# [Records that describe figures]

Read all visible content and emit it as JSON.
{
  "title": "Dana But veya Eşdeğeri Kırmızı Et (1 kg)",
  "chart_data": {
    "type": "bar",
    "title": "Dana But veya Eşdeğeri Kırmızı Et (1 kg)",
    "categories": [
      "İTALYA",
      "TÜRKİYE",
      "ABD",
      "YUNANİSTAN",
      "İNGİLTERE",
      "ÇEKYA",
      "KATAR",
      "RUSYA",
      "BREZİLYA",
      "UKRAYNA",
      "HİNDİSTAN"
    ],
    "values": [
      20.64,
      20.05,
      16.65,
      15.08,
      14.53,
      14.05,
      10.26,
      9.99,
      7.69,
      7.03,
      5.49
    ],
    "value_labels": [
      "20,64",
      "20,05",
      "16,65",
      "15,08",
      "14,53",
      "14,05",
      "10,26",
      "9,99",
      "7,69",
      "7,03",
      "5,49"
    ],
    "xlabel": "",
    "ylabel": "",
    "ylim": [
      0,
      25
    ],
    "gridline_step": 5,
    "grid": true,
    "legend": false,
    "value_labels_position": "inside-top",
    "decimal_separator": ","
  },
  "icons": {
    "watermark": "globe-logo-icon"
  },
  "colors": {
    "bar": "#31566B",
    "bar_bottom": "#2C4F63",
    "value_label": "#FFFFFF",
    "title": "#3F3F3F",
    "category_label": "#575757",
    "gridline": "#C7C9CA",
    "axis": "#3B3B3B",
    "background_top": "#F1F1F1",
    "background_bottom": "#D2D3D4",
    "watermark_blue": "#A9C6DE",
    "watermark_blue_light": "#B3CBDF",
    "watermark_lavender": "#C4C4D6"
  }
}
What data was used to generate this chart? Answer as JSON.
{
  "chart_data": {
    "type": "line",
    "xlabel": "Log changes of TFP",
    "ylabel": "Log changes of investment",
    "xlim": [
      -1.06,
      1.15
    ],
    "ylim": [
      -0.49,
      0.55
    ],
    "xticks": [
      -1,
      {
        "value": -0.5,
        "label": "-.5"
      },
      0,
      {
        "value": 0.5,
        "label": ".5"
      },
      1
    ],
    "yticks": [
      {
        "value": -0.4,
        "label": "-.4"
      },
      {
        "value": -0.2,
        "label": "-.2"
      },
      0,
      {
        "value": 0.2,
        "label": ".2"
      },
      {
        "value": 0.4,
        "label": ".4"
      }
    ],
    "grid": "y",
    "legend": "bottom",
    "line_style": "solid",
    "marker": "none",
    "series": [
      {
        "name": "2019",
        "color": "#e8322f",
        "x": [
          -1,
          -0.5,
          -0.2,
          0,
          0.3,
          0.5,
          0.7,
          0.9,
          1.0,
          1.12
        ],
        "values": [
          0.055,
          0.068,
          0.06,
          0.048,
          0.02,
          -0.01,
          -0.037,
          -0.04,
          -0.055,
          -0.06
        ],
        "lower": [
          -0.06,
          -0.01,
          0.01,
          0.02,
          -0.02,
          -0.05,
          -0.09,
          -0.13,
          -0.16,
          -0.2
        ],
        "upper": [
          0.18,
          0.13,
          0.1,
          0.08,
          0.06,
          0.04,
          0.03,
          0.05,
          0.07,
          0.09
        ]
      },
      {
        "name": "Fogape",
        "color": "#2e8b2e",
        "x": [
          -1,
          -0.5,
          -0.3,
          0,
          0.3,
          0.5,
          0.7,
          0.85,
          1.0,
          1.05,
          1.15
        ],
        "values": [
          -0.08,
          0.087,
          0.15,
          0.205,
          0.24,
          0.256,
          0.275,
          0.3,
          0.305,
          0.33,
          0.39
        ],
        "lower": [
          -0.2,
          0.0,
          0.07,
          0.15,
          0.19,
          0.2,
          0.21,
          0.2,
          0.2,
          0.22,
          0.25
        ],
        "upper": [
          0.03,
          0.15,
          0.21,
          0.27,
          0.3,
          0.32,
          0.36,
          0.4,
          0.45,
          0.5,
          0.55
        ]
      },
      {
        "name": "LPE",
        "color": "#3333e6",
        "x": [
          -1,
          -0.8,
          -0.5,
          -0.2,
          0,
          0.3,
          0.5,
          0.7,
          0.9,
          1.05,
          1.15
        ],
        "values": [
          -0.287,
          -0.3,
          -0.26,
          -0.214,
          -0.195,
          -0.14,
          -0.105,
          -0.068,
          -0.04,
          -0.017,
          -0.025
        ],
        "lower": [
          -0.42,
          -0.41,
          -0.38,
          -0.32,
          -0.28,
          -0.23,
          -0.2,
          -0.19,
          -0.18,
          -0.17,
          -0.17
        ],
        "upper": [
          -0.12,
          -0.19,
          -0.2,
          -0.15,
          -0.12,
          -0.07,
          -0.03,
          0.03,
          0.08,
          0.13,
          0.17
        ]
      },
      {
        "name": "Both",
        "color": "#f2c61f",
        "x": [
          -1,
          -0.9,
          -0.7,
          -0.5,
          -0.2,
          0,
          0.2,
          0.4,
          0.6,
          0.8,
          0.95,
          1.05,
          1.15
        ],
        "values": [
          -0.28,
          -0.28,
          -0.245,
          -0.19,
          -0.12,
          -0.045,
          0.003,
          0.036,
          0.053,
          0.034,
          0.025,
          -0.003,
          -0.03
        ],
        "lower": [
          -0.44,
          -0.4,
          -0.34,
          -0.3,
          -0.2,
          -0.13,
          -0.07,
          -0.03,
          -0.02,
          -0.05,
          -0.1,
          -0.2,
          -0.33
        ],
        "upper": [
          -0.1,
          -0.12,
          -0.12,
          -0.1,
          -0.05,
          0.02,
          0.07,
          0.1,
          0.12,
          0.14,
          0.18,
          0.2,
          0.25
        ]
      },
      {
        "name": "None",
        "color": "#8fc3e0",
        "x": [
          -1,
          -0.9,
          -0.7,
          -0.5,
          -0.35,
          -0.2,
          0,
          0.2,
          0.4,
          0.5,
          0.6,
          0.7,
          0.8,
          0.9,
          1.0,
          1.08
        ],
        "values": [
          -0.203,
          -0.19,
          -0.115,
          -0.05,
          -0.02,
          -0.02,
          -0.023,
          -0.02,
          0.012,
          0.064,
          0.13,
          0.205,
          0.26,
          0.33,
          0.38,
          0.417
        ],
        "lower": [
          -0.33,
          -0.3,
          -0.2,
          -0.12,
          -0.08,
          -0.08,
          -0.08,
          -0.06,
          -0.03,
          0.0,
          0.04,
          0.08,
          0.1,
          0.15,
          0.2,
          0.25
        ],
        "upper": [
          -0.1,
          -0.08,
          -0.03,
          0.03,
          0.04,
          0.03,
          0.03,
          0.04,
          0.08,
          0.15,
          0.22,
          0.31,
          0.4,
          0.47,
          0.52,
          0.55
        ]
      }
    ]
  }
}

# [WHAT IS BEING ASKED]
Look through the material above. Copy each line where the word "Kırmızı" appears.

# [RESULT FOR THIS TASK]
  "title": "Dana But veya Eşdeğeri Kırmızı Et (1 kg)",
    "title": "Dana But veya Eşdeğeri Kırmızı Et (1 kg)",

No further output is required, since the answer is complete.